▶ _EXERCISE DATA_:
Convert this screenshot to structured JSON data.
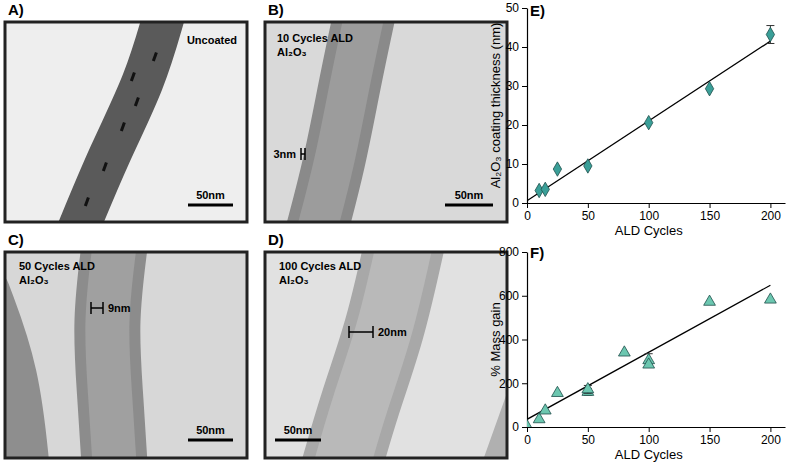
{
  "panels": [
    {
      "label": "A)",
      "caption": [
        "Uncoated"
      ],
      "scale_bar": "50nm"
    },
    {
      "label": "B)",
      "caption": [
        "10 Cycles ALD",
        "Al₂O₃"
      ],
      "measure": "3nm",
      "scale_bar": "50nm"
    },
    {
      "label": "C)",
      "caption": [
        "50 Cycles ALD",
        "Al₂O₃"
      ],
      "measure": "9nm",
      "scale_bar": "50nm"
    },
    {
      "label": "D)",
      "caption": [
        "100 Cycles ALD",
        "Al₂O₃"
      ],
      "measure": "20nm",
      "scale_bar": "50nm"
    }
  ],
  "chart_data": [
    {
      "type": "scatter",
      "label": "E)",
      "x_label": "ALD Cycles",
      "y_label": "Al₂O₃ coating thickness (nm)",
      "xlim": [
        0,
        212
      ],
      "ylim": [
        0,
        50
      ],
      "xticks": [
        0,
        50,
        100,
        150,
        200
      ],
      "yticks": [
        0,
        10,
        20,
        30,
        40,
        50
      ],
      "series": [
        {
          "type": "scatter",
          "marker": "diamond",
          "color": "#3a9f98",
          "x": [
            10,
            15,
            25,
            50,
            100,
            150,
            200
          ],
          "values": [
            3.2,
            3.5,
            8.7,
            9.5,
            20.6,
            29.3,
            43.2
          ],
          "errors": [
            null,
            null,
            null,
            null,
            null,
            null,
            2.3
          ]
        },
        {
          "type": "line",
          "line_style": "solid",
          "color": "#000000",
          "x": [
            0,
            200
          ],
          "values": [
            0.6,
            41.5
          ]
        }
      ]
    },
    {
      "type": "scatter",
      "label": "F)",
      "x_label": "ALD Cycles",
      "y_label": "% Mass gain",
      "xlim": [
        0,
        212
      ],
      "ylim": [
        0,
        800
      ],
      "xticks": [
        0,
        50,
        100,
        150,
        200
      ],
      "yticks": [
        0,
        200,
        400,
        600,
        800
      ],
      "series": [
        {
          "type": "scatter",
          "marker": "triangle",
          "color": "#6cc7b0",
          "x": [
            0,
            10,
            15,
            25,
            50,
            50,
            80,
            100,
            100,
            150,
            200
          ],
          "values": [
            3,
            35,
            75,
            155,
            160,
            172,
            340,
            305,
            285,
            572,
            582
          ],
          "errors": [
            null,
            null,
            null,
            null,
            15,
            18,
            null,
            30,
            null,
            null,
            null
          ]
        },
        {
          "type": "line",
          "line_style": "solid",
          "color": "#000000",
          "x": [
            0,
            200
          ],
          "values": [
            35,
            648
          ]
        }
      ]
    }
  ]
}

▶ _INSTRUCTION_: Each entry should be repeated exactly as it appears; the pictures stay out.

▶ _SOLUTION TO THIS EXERCISE_:
Convert this screenshot to structured JSON data.
{
  "panels": [
    {
      "label": "A)",
      "caption": [
        "Uncoated"
      ],
      "scale_bar": "50nm"
    },
    {
      "label": "B)",
      "caption": [
        "10 Cycles ALD",
        "Al₂O₃"
      ],
      "measure": "3nm",
      "scale_bar": "50nm"
    },
    {
      "label": "C)",
      "caption": [
        "50 Cycles ALD",
        "Al₂O₃"
      ],
      "measure": "9nm",
      "scale_bar": "50nm"
    },
    {
      "label": "D)",
      "caption": [
        "100 Cycles ALD",
        "Al₂O₃"
      ],
      "measure": "20nm",
      "scale_bar": "50nm"
    }
  ],
  "chart_data": [
    {
      "type": "scatter",
      "label": "E)",
      "x_label": "ALD Cycles",
      "y_label": "Al₂O₃ coating thickness (nm)",
      "xlim": [
        0,
        212
      ],
      "ylim": [
        0,
        50
      ],
      "xticks": [
        0,
        50,
        100,
        150,
        200
      ],
      "yticks": [
        0,
        10,
        20,
        30,
        40,
        50
      ],
      "series": [
        {
          "type": "scatter",
          "marker": "diamond",
          "color": "#3a9f98",
          "x": [
            10,
            15,
            25,
            50,
            100,
            150,
            200
          ],
          "values": [
            3.2,
            3.5,
            8.7,
            9.5,
            20.6,
            29.3,
            43.2
          ],
          "errors": [
            null,
            null,
            null,
            null,
            null,
            null,
            2.3
          ]
        },
        {
          "type": "line",
          "line_style": "solid",
          "color": "#000000",
          "x": [
            0,
            200
          ],
          "values": [
            0.6,
            41.5
          ]
        }
      ]
    },
    {
      "type": "scatter",
      "label": "F)",
      "x_label": "ALD Cycles",
      "y_label": "% Mass gain",
      "xlim": [
        0,
        212
      ],
      "ylim": [
        0,
        800
      ],
      "xticks": [
        0,
        50,
        100,
        150,
        200
      ],
      "yticks": [
        0,
        200,
        400,
        600,
        800
      ],
      "series": [
        {
          "type": "scatter",
          "marker": "triangle",
          "color": "#6cc7b0",
          "x": [
            0,
            10,
            15,
            25,
            50,
            50,
            80,
            100,
            100,
            150,
            200
          ],
          "values": [
            3,
            35,
            75,
            155,
            160,
            172,
            340,
            305,
            285,
            572,
            582
          ],
          "errors": [
            null,
            null,
            null,
            null,
            15,
            18,
            null,
            30,
            null,
            null,
            null
          ]
        },
        {
          "type": "line",
          "line_style": "solid",
          "color": "#000000",
          "x": [
            0,
            200
          ],
          "values": [
            35,
            648
          ]
        }
      ]
    }
  ]
}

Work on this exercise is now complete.